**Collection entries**
───

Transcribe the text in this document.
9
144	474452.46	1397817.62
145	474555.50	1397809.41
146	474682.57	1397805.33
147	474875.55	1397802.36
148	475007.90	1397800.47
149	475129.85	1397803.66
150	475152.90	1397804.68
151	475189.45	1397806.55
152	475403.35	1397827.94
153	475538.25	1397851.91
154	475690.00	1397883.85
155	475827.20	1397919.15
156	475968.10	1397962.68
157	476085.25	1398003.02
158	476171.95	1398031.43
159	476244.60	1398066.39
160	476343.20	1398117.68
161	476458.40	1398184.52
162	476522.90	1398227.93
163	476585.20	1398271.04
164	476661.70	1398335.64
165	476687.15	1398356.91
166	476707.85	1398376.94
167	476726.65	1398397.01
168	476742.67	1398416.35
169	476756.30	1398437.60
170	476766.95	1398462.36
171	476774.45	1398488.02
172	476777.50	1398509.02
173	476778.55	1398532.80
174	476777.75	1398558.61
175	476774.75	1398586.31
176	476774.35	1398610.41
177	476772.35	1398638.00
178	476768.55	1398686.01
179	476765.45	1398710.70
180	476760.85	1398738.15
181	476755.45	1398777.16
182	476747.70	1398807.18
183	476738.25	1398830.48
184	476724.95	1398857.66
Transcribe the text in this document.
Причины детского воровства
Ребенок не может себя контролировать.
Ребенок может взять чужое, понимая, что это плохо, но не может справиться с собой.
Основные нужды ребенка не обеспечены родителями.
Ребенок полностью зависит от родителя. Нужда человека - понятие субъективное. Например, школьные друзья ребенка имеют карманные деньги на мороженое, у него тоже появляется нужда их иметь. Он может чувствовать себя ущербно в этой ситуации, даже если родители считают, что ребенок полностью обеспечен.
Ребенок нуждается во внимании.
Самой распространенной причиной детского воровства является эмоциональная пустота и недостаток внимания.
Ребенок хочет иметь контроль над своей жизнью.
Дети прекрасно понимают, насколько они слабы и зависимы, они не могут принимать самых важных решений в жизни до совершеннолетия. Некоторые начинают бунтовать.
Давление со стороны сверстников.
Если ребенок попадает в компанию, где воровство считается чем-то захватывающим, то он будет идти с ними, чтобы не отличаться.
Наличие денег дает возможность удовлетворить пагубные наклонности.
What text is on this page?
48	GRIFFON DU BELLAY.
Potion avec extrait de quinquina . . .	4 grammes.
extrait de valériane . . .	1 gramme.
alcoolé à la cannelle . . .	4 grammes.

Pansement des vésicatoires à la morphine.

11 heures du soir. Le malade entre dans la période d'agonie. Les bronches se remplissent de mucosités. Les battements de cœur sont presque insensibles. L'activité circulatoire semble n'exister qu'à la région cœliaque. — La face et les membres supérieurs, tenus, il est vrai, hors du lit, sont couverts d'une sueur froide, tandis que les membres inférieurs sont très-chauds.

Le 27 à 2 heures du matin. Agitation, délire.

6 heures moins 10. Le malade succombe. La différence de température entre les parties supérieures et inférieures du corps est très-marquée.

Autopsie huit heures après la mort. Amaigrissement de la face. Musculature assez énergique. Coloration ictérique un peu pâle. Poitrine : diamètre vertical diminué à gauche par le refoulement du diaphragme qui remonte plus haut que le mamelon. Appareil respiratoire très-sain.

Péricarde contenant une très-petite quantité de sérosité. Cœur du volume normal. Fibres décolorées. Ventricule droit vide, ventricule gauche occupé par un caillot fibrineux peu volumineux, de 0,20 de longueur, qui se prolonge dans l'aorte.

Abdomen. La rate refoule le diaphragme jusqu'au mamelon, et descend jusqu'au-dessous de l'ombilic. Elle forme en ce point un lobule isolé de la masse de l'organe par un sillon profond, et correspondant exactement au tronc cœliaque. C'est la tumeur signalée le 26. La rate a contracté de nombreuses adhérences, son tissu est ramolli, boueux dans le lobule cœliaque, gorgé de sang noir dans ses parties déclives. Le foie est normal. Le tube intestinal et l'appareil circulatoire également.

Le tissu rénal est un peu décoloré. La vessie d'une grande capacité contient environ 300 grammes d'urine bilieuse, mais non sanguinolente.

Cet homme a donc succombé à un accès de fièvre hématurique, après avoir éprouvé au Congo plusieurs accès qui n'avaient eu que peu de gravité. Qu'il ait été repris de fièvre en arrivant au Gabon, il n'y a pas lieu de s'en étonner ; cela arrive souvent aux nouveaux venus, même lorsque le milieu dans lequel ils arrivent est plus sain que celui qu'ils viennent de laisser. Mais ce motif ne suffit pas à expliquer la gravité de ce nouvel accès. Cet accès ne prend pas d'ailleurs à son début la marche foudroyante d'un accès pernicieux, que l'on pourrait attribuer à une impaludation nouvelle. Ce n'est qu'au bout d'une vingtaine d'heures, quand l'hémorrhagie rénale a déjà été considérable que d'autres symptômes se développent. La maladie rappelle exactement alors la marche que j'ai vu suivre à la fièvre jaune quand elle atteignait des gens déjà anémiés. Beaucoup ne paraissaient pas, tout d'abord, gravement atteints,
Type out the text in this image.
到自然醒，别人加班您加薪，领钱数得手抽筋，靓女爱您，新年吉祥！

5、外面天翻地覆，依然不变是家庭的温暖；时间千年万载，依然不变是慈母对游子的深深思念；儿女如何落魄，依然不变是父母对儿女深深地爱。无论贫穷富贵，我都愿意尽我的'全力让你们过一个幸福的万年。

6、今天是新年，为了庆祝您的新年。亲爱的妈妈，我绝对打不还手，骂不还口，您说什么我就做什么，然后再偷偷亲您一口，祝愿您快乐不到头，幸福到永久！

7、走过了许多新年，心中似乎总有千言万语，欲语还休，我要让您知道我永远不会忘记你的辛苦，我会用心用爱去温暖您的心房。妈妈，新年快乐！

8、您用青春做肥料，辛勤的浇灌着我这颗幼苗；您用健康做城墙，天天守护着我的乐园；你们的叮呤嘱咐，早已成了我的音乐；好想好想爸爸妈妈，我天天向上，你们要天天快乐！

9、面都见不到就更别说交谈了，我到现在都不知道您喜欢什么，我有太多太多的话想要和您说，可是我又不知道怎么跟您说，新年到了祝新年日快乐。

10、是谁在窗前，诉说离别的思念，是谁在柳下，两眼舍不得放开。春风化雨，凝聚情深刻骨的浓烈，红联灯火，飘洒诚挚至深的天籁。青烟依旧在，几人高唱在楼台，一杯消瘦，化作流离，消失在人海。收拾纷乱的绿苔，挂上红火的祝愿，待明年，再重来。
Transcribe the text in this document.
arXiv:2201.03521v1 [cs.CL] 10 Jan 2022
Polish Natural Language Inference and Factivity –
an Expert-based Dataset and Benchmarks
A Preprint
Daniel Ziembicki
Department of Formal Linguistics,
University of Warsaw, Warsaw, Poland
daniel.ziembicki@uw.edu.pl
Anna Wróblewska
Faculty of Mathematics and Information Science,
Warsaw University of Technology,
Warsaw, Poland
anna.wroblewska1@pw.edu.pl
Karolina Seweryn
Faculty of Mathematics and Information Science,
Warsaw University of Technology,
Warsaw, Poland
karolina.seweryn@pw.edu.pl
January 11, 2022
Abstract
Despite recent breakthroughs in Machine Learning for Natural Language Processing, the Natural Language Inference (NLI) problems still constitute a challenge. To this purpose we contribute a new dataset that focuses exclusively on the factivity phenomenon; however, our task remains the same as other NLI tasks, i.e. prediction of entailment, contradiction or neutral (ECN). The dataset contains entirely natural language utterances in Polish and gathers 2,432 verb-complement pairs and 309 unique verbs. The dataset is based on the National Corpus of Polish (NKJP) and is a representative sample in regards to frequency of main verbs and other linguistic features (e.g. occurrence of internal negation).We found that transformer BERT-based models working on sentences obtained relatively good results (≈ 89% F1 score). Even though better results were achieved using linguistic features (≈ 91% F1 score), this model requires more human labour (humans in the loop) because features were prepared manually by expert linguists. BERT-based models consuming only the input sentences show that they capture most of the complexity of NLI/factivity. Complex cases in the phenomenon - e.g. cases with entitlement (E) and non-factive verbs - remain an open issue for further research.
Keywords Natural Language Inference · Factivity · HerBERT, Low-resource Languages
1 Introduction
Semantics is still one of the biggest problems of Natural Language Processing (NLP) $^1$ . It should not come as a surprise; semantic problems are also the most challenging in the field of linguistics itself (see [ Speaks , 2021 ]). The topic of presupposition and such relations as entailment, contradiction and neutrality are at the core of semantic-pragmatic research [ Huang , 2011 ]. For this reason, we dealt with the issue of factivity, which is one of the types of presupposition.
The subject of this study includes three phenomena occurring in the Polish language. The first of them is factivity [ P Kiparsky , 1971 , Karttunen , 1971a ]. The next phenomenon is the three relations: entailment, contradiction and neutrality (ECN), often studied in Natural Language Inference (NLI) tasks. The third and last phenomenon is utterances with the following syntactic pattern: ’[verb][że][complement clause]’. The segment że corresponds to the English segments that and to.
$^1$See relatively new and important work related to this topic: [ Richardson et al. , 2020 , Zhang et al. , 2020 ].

───

**Required task**
Search the listing for the string "normal". Copy each line where it turns up.

**Answer to this task**
Péricarde contenant une très-petite quantité de sérosité. Cœur du volume normal. Fibres décolorées. Ventricule droit vide, ventricule gauche occupé par un caillot fibrineux peu volumineux, de 0,20 de longueur, qui se prolonge dans l'aorte.
Abdomen. La rate refoule le diaphragme jusqu'au mamelon, et descend jusqu'au-dessous de l'ombilic. Elle forme en ce point un lobule isolé de la masse de l'organe par un sillon profond, et correspondant exactement au tronc cœliaque. C'est la tumeur signalée le 26. La rate a contracté de nombreuses adhérences, son tissu est ramolli, boueux dans le lobule cœliaque, gorgé de sang noir dans ses parties déclives. Le foie est normal. Le tube intestinal et l'appareil circulatoire également.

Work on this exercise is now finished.